(Saved entries)
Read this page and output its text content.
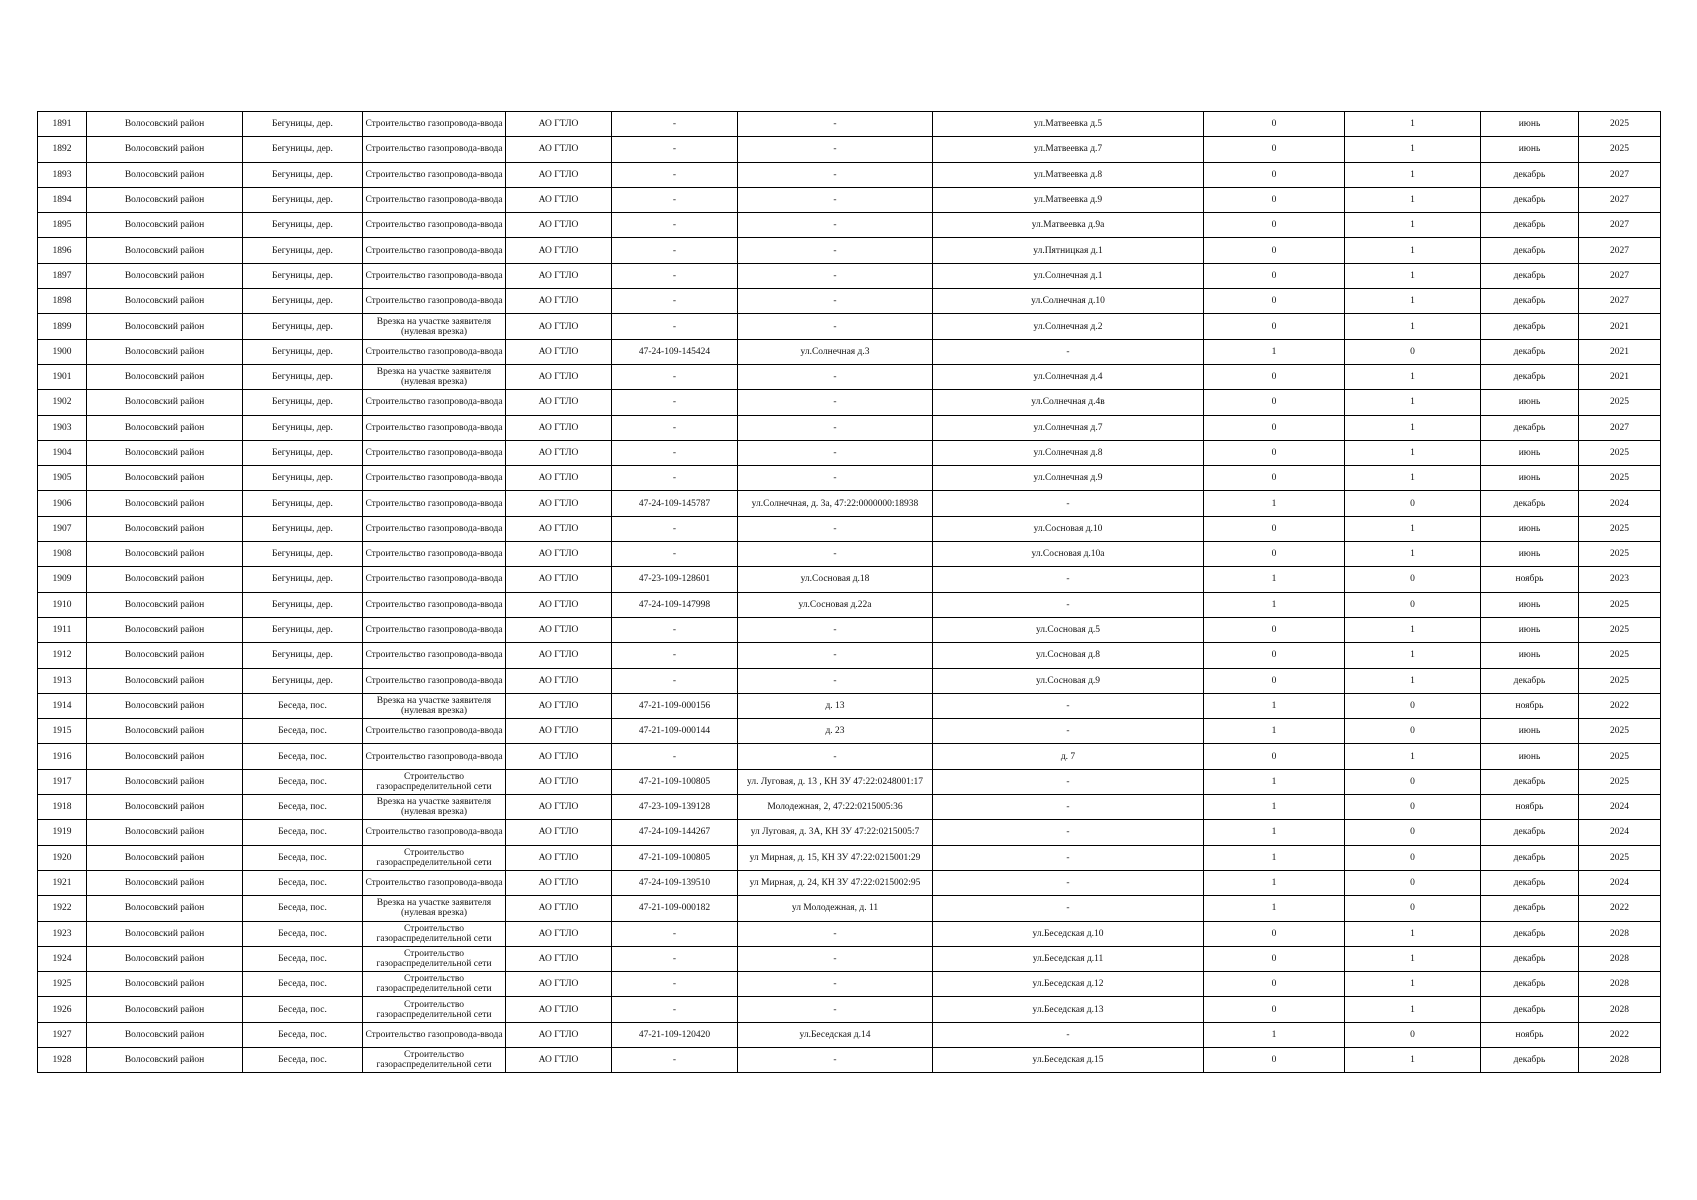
1891	Волосовский район	Бегуницы, дер.	Строительство газопровода-ввода	АО ГТЛО	-	-	ул.Матвеевка д.5	0	1	июнь	2025
1892	Волосовский район	Бегуницы, дер.	Строительство газопровода-ввода	АО ГТЛО	-	-	ул.Матвеевка д.7	0	1	июнь	2025
1893	Волосовский район	Бегуницы, дер.	Строительство газопровода-ввода	АО ГТЛО	-	-	ул.Матвеевка д.8	0	1	декабрь	2027
1894	Волосовский район	Бегуницы, дер.	Строительство газопровода-ввода	АО ГТЛО	-	-	ул.Матвеевка д.9	0	1	декабрь	2027
1895	Волосовский район	Бегуницы, дер.	Строительство газопровода-ввода	АО ГТЛО	-	-	ул.Матвеевка д.9а	0	1	декабрь	2027
1896	Волосовский район	Бегуницы, дер.	Строительство газопровода-ввода	АО ГТЛО	-	-	ул.Пятницкая д.1	0	1	декабрь	2027
1897	Волосовский район	Бегуницы, дер.	Строительство газопровода-ввода	АО ГТЛО	-	-	ул.Солнечная д.1	0	1	декабрь	2027
1898	Волосовский район	Бегуницы, дер.	Строительство газопровода-ввода	АО ГТЛО	-	-	ул.Солнечная д.10	0	1	декабрь	2027
1899	Волосовский район	Бегуницы, дер.	Врезка на участке заявителя (нулевая врезка)	АО ГТЛО	-	-	ул.Солнечная д.2	0	1	декабрь	2021
1900	Волосовский район	Бегуницы, дер.	Строительство газопровода-ввода	АО ГТЛО	47-24-109-145424	ул.Солнечная д.3	-	1	0	декабрь	2021
1901	Волосовский район	Бегуницы, дер.	Врезка на участке заявителя (нулевая врезка)	АО ГТЛО	-	-	ул.Солнечная д.4	0	1	декабрь	2021
1902	Волосовский район	Бегуницы, дер.	Строительство газопровода-ввода	АО ГТЛО	-	-	ул.Солнечная д.4в	0	1	июнь	2025
1903	Волосовский район	Бегуницы, дер.	Строительство газопровода-ввода	АО ГТЛО	-	-	ул.Солнечная д.7	0	1	декабрь	2027
1904	Волосовский район	Бегуницы, дер.	Строительство газопровода-ввода	АО ГТЛО	-	-	ул.Солнечная д.8	0	1	июнь	2025
1905	Волосовский район	Бегуницы, дер.	Строительство газопровода-ввода	АО ГТЛО	-	-	ул.Солнечная д.9	0	1	июнь	2025
1906	Волосовский район	Бегуницы, дер.	Строительство газопровода-ввода	АО ГТЛО	47-24-109-145787	ул.Солнечная, д. 3а, 47:22:0000000:18938	-	1	0	декабрь	2024
1907	Волосовский район	Бегуницы, дер.	Строительство газопровода-ввода	АО ГТЛО	-	-	ул.Сосновая д.10	0	1	июнь	2025
1908	Волосовский район	Бегуницы, дер.	Строительство газопровода-ввода	АО ГТЛО	-	-	ул.Сосновая д.10а	0	1	июнь	2025
1909	Волосовский район	Бегуницы, дер.	Строительство газопровода-ввода	АО ГТЛО	47-23-109-128601	ул.Сосновая д.18	-	1	0	ноябрь	2023
1910	Волосовский район	Бегуницы, дер.	Строительство газопровода-ввода	АО ГТЛО	47-24-109-147998	ул.Сосновая д.22а	-	1	0	июнь	2025
1911	Волосовский район	Бегуницы, дер.	Строительство газопровода-ввода	АО ГТЛО	-	-	ул.Сосновая д.5	0	1	июнь	2025
1912	Волосовский район	Бегуницы, дер.	Строительство газопровода-ввода	АО ГТЛО	-	-	ул.Сосновая д.8	0	1	июнь	2025
1913	Волосовский район	Бегуницы, дер.	Строительство газопровода-ввода	АО ГТЛО	-	-	ул.Сосновая д.9	0	1	декабрь	2025
1914	Волосовский район	Беседа, пос.	Врезка на участке заявителя (нулевая врезка)	АО ГТЛО	47-21-109-000156	д. 13	-	1	0	ноябрь	2022
1915	Волосовский район	Беседа, пос.	Строительство газопровода-ввода	АО ГТЛО	47-21-109-000144	д. 23	-	1	0	июнь	2025
1916	Волосовский район	Беседа, пос.	Строительство газопровода-ввода	АО ГТЛО	-	-	д. 7	0	1	июнь	2025
1917	Волосовский район	Беседа, пос.	Строительство газораспределительной сети	АО ГТЛО	47-21-109-100805	ул. Луговая, д. 13 , КН ЗУ 47:22:0248001:17	-	1	0	декабрь	2025
1918	Волосовский район	Беседа, пос.	Врезка на участке заявителя (нулевая врезка)	АО ГТЛО	47-23-109-139128	Молодежная, 2, 47:22:0215005:36	-	1	0	ноябрь	2024
1919	Волосовский район	Беседа, пос.	Строительство газопровода-ввода	АО ГТЛО	47-24-109-144267	ул Луговая, д. 3А, КН ЗУ 47:22:0215005:7	-	1	0	декабрь	2024
1920	Волосовский район	Беседа, пос.	Строительство газораспределительной сети	АО ГТЛО	47-21-109-100805	ул Мирная, д. 15, КН ЗУ 47:22:0215001:29	-	1	0	декабрь	2025
1921	Волосовский район	Беседа, пос.	Строительство газопровода-ввода	АО ГТЛО	47-24-109-139510	ул Мирная, д. 24, КН ЗУ 47:22:0215002:95	-	1	0	декабрь	2024
1922	Волосовский район	Беседа, пос.	Врезка на участке заявителя (нулевая врезка)	АО ГТЛО	47-21-109-000182	ул Молодежная, д. 11	-	1	0	декабрь	2022
1923	Волосовский район	Беседа, пос.	Строительство газораспределительной сети	АО ГТЛО	-	-	ул.Беседская д.10	0	1	декабрь	2028
1924	Волосовский район	Беседа, пос.	Строительство газораспределительной сети	АО ГТЛО	-	-	ул.Беседская д.11	0	1	декабрь	2028
1925	Волосовский район	Беседа, пос.	Строительство газораспределительной сети	АО ГТЛО	-	-	ул.Беседская д.12	0	1	декабрь	2028
1926	Волосовский район	Беседа, пос.	Строительство газораспределительной сети	АО ГТЛО	-	-	ул.Беседская д.13	0	1	декабрь	2028
1927	Волосовский район	Беседа, пос.	Строительство газопровода-ввода	АО ГТЛО	47-21-109-120420	ул.Беседская д.14	-	1	0	ноябрь	2022
1928	Волосовский район	Беседа, пос.	Строительство газораспределительной сети	АО ГТЛО	-	-	ул.Беседская д.15	0	1	декабрь	2028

• **Exercise instructions**: Restate each entry word for word, please, but drop any images it holds.

• **Solved exercise**:
Read this page and output its text content.
1891	Волосовский район	Бегуницы, дер.	Строительство газопровода-ввода	АО ГТЛО	-	-	ул.Матвеевка д.5	0	1	июнь	2025
1892	Волосовский район	Бегуницы, дер.	Строительство газопровода-ввода	АО ГТЛО	-	-	ул.Матвеевка д.7	0	1	июнь	2025
1893	Волосовский район	Бегуницы, дер.	Строительство газопровода-ввода	АО ГТЛО	-	-	ул.Матвеевка д.8	0	1	декабрь	2027
1894	Волосовский район	Бегуницы, дер.	Строительство газопровода-ввода	АО ГТЛО	-	-	ул.Матвеевка д.9	0	1	декабрь	2027
1895	Волосовский район	Бегуницы, дер.	Строительство газопровода-ввода	АО ГТЛО	-	-	ул.Матвеевка д.9а	0	1	декабрь	2027
1896	Волосовский район	Бегуницы, дер.	Строительство газопровода-ввода	АО ГТЛО	-	-	ул.Пятницкая д.1	0	1	декабрь	2027
1897	Волосовский район	Бегуницы, дер.	Строительство газопровода-ввода	АО ГТЛО	-	-	ул.Солнечная д.1	0	1	декабрь	2027
1898	Волосовский район	Бегуницы, дер.	Строительство газопровода-ввода	АО ГТЛО	-	-	ул.Солнечная д.10	0	1	декабрь	2027
1899	Волосовский район	Бегуницы, дер.	Врезка на участке заявителя (нулевая врезка)	АО ГТЛО	-	-	ул.Солнечная д.2	0	1	декабрь	2021
1900	Волосовский район	Бегуницы, дер.	Строительство газопровода-ввода	АО ГТЛО	47-24-109-145424	ул.Солнечная д.3	-	1	0	декабрь	2021
1901	Волосовский район	Бегуницы, дер.	Врезка на участке заявителя (нулевая врезка)	АО ГТЛО	-	-	ул.Солнечная д.4	0	1	декабрь	2021
1902	Волосовский район	Бегуницы, дер.	Строительство газопровода-ввода	АО ГТЛО	-	-	ул.Солнечная д.4в	0	1	июнь	2025
1903	Волосовский район	Бегуницы, дер.	Строительство газопровода-ввода	АО ГТЛО	-	-	ул.Солнечная д.7	0	1	декабрь	2027
1904	Волосовский район	Бегуницы, дер.	Строительство газопровода-ввода	АО ГТЛО	-	-	ул.Солнечная д.8	0	1	июнь	2025
1905	Волосовский район	Бегуницы, дер.	Строительство газопровода-ввода	АО ГТЛО	-	-	ул.Солнечная д.9	0	1	июнь	2025
1906	Волосовский район	Бегуницы, дер.	Строительство газопровода-ввода	АО ГТЛО	47-24-109-145787	ул.Солнечная, д. 3а, 47:22:0000000:18938	-	1	0	декабрь	2024
1907	Волосовский район	Бегуницы, дер.	Строительство газопровода-ввода	АО ГТЛО	-	-	ул.Сосновая д.10	0	1	июнь	2025
1908	Волосовский район	Бегуницы, дер.	Строительство газопровода-ввода	АО ГТЛО	-	-	ул.Сосновая д.10а	0	1	июнь	2025
1909	Волосовский район	Бегуницы, дер.	Строительство газопровода-ввода	АО ГТЛО	47-23-109-128601	ул.Сосновая д.18	-	1	0	ноябрь	2023
1910	Волосовский район	Бегуницы, дер.	Строительство газопровода-ввода	АО ГТЛО	47-24-109-147998	ул.Сосновая д.22а	-	1	0	июнь	2025
1911	Волосовский район	Бегуницы, дер.	Строительство газопровода-ввода	АО ГТЛО	-	-	ул.Сосновая д.5	0	1	июнь	2025
1912	Волосовский район	Бегуницы, дер.	Строительство газопровода-ввода	АО ГТЛО	-	-	ул.Сосновая д.8	0	1	июнь	2025
1913	Волосовский район	Бегуницы, дер.	Строительство газопровода-ввода	АО ГТЛО	-	-	ул.Сосновая д.9	0	1	декабрь	2025
1914	Волосовский район	Беседа, пос.	Врезка на участке заявителя (нулевая врезка)	АО ГТЛО	47-21-109-000156	д. 13	-	1	0	ноябрь	2022
1915	Волосовский район	Беседа, пос.	Строительство газопровода-ввода	АО ГТЛО	47-21-109-000144	д. 23	-	1	0	июнь	2025
1916	Волосовский район	Беседа, пос.	Строительство газопровода-ввода	АО ГТЛО	-	-	д. 7	0	1	июнь	2025
1917	Волосовский район	Беседа, пос.	Строительство газораспределительной сети	АО ГТЛО	47-21-109-100805	ул. Луговая, д. 13 , КН ЗУ 47:22:0248001:17	-	1	0	декабрь	2025
1918	Волосовский район	Беседа, пос.	Врезка на участке заявителя (нулевая врезка)	АО ГТЛО	47-23-109-139128	Молодежная, 2, 47:22:0215005:36	-	1	0	ноябрь	2024
1919	Волосовский район	Беседа, пос.	Строительство газопровода-ввода	АО ГТЛО	47-24-109-144267	ул Луговая, д. 3А, КН ЗУ 47:22:0215005:7	-	1	0	декабрь	2024
1920	Волосовский район	Беседа, пос.	Строительство газораспределительной сети	АО ГТЛО	47-21-109-100805	ул Мирная, д. 15, КН ЗУ 47:22:0215001:29	-	1	0	декабрь	2025
1921	Волосовский район	Беседа, пос.	Строительство газопровода-ввода	АО ГТЛО	47-24-109-139510	ул Мирная, д. 24, КН ЗУ 47:22:0215002:95	-	1	0	декабрь	2024
1922	Волосовский район	Беседа, пос.	Врезка на участке заявителя (нулевая врезка)	АО ГТЛО	47-21-109-000182	ул Молодежная, д. 11	-	1	0	декабрь	2022
1923	Волосовский район	Беседа, пос.	Строительство газораспределительной сети	АО ГТЛО	-	-	ул.Беседская д.10	0	1	декабрь	2028
1924	Волосовский район	Беседа, пос.	Строительство газораспределительной сети	АО ГТЛО	-	-	ул.Беседская д.11	0	1	декабрь	2028
1925	Волосовский район	Беседа, пос.	Строительство газораспределительной сети	АО ГТЛО	-	-	ул.Беседская д.12	0	1	декабрь	2028
1926	Волосовский район	Беседа, пос.	Строительство газораспределительной сети	АО ГТЛО	-	-	ул.Беседская д.13	0	1	декабрь	2028
1927	Волосовский район	Беседа, пос.	Строительство газопровода-ввода	АО ГТЛО	47-21-109-120420	ул.Беседская д.14	-	1	0	ноябрь	2022
1928	Волосовский район	Беседа, пос.	Строительство газораспределительной сети	АО ГТЛО	-	-	ул.Беседская д.15	0	1	декабрь	2028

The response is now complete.